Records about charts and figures
Begin

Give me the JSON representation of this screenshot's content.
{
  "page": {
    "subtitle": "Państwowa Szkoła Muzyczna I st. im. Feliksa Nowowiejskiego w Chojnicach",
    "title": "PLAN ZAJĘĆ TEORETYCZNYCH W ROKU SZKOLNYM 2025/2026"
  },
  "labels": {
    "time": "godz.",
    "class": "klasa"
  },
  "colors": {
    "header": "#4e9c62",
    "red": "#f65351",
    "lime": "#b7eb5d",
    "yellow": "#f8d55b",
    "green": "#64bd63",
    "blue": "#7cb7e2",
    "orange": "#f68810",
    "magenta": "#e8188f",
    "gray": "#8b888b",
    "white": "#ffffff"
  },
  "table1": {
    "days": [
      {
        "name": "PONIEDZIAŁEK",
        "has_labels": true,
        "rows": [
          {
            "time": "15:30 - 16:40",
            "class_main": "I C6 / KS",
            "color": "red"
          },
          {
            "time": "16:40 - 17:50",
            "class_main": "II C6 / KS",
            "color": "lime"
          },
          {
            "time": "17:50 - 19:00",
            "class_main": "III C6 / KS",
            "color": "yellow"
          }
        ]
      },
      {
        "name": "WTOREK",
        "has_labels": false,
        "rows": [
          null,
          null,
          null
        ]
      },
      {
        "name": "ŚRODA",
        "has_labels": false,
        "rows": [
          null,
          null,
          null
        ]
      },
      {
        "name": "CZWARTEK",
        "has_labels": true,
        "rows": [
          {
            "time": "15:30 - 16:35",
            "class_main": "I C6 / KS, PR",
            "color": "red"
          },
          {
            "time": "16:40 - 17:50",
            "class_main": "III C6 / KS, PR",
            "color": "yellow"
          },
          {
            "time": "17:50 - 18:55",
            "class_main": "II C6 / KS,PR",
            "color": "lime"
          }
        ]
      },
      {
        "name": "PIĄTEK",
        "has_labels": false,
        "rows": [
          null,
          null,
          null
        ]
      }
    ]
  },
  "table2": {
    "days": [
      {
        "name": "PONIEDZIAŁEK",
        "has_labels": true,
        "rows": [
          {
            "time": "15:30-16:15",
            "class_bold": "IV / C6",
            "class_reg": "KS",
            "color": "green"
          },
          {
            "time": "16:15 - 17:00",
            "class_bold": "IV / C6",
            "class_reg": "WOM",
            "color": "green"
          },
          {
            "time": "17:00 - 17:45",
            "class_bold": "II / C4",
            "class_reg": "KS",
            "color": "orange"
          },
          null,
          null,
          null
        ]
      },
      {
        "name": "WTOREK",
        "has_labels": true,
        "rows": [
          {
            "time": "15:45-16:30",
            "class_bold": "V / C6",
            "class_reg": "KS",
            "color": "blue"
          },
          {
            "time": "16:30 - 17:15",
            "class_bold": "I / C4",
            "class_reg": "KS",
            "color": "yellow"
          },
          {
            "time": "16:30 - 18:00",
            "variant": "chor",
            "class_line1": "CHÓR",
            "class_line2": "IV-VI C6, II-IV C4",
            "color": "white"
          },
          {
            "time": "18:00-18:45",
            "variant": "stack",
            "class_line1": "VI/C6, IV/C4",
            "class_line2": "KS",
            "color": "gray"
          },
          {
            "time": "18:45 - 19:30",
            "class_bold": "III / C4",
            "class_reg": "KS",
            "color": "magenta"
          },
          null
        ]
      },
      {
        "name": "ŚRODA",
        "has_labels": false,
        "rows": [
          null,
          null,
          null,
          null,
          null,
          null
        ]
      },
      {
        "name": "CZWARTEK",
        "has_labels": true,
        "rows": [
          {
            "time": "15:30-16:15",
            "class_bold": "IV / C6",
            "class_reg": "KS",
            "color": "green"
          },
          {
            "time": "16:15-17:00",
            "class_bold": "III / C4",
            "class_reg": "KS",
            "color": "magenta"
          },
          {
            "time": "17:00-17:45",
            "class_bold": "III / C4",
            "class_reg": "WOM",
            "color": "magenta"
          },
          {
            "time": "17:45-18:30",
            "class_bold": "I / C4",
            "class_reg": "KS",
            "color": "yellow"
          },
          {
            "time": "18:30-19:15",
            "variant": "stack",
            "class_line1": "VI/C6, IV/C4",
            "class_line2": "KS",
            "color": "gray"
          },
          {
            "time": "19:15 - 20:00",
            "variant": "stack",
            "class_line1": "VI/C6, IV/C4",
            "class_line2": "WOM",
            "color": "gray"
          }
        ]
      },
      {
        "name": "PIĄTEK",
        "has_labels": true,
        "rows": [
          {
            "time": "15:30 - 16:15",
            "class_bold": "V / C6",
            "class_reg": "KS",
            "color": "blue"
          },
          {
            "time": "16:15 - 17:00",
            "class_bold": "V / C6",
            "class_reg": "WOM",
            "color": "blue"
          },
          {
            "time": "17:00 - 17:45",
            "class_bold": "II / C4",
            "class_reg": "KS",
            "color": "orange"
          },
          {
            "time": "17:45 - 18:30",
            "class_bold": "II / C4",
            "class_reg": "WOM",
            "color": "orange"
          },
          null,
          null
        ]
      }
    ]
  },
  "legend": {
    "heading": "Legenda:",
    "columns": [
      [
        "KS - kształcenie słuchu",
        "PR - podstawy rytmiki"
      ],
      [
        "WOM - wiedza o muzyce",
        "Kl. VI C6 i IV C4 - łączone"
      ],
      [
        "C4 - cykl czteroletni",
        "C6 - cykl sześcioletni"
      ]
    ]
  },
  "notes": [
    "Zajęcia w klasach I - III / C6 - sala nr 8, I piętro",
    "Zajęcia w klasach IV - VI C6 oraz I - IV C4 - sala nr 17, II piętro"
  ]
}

End

What to do >>
Every line in the data that holds "sala" should be copied out.

Full solution >>
    "Zajęcia w klasach I - III / C6 - sala nr 8, I piętro",
    "Zajęcia w klasach IV - VI C6 oraz I - IV C4 - sala nr 17, II piętro"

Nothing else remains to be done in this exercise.